#### What the task asks:
Look through the data for the string "aldrig". Copy every line where it is found.

#### Record extracts:
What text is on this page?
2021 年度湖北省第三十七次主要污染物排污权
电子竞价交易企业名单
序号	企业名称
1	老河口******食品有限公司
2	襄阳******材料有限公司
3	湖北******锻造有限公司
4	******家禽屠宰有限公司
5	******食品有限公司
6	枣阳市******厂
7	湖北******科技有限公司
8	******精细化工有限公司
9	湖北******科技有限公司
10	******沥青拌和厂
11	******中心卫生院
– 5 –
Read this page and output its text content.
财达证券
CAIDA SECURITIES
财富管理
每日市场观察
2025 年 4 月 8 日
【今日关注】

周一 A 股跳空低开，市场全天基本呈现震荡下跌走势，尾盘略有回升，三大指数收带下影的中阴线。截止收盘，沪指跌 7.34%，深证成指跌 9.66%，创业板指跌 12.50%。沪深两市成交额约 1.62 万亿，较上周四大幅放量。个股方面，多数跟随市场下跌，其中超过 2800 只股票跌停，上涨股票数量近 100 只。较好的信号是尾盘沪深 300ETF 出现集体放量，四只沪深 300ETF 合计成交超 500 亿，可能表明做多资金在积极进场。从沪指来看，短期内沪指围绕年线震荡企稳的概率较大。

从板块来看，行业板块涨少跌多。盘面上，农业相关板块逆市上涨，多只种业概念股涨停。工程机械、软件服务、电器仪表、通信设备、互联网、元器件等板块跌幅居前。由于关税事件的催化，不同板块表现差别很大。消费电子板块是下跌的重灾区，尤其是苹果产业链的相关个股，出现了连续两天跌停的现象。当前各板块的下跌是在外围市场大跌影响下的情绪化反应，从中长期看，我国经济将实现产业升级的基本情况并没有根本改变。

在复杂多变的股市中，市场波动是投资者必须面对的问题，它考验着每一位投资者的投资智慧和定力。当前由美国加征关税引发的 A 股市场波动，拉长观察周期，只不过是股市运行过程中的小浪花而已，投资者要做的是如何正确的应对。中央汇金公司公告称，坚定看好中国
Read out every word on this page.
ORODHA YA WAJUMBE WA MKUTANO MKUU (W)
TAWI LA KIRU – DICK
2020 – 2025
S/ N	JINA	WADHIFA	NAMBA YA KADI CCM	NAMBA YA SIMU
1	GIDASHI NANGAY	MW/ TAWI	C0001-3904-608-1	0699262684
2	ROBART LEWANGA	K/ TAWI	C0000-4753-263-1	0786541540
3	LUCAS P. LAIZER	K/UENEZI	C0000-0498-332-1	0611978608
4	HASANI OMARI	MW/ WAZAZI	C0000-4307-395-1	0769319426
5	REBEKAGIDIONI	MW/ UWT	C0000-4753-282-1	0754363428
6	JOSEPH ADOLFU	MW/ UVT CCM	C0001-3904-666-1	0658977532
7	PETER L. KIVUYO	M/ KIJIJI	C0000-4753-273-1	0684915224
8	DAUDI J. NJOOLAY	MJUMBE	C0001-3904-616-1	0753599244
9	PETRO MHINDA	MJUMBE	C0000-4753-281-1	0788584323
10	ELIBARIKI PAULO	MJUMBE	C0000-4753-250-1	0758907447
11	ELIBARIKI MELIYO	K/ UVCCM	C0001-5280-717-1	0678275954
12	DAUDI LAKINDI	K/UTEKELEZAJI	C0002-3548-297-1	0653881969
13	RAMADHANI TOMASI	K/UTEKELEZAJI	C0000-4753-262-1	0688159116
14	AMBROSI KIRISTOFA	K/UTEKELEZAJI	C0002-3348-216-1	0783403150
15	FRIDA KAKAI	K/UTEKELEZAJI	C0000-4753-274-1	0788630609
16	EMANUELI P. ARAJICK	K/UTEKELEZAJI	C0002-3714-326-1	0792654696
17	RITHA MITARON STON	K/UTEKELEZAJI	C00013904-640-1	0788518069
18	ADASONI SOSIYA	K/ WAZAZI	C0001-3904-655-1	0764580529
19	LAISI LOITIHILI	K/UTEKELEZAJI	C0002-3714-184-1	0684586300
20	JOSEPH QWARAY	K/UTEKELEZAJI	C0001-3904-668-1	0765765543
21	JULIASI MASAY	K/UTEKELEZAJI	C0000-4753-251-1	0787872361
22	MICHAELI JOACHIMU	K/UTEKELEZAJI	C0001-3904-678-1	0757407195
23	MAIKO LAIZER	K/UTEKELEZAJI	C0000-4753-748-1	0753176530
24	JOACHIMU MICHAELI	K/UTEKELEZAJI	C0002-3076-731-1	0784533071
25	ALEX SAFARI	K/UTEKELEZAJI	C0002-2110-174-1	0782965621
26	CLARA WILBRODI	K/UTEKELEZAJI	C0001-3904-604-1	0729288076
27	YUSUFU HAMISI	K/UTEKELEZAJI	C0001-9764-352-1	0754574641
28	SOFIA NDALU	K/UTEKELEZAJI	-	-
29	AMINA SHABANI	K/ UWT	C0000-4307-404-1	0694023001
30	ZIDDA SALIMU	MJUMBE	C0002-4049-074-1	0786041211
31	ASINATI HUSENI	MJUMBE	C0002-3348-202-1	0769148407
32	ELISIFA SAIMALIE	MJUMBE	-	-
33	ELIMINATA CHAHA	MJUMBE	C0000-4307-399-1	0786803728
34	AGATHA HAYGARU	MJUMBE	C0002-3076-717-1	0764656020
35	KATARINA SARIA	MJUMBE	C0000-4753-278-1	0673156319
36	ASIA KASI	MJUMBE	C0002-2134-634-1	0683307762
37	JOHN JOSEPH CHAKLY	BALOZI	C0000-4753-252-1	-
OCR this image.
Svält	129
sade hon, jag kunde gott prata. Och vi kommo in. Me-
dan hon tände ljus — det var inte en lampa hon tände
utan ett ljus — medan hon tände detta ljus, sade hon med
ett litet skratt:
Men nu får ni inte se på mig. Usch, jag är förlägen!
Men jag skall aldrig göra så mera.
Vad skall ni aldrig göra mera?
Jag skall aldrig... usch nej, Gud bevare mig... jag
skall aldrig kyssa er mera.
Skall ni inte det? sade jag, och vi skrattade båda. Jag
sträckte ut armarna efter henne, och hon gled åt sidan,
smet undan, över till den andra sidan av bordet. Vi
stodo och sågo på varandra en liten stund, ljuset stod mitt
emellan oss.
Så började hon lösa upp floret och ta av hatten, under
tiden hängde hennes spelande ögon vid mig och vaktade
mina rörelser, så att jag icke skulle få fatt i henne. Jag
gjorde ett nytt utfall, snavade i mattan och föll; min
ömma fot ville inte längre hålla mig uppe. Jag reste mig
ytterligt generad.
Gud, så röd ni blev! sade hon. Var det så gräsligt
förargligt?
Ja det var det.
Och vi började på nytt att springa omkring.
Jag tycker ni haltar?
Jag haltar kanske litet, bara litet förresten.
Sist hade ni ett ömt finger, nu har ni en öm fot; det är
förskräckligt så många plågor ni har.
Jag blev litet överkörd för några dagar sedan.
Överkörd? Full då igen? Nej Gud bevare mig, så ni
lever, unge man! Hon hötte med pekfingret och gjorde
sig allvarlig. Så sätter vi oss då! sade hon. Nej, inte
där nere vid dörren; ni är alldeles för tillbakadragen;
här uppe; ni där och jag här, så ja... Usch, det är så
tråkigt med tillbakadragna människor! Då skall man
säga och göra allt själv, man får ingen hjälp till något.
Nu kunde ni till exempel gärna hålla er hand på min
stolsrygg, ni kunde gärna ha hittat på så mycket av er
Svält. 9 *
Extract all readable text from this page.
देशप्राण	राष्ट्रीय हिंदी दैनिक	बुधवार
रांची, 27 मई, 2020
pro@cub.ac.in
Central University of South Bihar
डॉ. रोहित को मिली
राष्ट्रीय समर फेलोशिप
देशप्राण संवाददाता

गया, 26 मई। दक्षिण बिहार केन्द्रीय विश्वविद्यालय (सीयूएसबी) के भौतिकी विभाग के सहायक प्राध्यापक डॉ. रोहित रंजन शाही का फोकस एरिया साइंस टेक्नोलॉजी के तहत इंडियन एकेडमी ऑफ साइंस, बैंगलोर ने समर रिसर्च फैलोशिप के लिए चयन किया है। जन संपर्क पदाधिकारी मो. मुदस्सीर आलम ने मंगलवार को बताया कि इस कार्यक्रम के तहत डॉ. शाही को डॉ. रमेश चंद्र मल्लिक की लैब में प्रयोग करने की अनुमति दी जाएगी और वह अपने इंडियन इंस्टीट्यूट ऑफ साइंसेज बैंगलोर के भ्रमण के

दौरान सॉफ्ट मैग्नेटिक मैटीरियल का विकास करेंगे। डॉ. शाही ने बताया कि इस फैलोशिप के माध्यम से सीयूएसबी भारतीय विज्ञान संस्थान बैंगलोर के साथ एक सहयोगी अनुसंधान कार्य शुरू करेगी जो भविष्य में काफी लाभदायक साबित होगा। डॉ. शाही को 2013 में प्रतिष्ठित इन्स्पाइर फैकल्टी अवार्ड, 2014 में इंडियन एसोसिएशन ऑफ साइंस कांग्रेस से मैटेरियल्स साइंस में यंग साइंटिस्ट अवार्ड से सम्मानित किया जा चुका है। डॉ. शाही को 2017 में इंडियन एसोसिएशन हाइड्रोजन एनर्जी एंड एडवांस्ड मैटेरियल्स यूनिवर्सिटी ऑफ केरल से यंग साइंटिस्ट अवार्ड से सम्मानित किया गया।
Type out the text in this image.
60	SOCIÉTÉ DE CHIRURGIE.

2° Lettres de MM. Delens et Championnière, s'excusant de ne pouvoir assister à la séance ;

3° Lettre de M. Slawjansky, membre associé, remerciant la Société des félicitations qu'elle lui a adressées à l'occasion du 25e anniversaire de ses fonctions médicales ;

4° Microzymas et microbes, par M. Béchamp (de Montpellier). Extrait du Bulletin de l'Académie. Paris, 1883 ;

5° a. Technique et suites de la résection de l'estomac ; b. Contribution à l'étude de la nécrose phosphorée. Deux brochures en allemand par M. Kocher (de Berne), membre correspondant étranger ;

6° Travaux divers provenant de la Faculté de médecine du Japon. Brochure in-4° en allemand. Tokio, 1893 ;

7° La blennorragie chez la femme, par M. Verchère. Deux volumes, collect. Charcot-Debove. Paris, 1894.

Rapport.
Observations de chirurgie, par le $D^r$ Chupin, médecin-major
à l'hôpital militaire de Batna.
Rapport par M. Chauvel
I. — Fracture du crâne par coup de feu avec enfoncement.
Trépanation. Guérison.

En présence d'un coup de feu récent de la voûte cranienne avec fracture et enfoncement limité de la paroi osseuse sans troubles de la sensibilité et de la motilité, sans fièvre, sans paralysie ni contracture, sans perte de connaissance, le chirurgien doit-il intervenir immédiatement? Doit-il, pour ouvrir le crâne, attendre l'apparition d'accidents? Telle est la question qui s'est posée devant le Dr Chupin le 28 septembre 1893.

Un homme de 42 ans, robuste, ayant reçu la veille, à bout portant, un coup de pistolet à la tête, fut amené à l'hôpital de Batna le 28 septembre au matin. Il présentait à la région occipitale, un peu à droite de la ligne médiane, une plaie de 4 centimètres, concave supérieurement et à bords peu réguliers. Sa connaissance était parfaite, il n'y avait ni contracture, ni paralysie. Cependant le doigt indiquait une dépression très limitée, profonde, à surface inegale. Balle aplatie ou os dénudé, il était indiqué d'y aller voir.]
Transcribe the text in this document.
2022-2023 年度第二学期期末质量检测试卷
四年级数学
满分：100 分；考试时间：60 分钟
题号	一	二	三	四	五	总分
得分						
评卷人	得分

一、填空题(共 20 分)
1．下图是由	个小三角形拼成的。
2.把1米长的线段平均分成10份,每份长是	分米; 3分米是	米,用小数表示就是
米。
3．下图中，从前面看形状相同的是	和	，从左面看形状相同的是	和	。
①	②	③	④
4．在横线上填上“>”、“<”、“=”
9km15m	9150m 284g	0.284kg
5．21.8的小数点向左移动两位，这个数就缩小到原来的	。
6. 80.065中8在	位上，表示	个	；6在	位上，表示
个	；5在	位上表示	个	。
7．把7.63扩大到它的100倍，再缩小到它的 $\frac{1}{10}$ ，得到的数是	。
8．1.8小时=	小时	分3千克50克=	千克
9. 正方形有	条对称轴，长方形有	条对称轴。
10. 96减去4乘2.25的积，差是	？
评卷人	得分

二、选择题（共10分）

#### Final result:
Men jag skall aldrig göra så mera.
Vad skall ni aldrig göra mera?
Jag skall aldrig... usch nej, Gud bevare mig... jag
skall aldrig kyssa er mera.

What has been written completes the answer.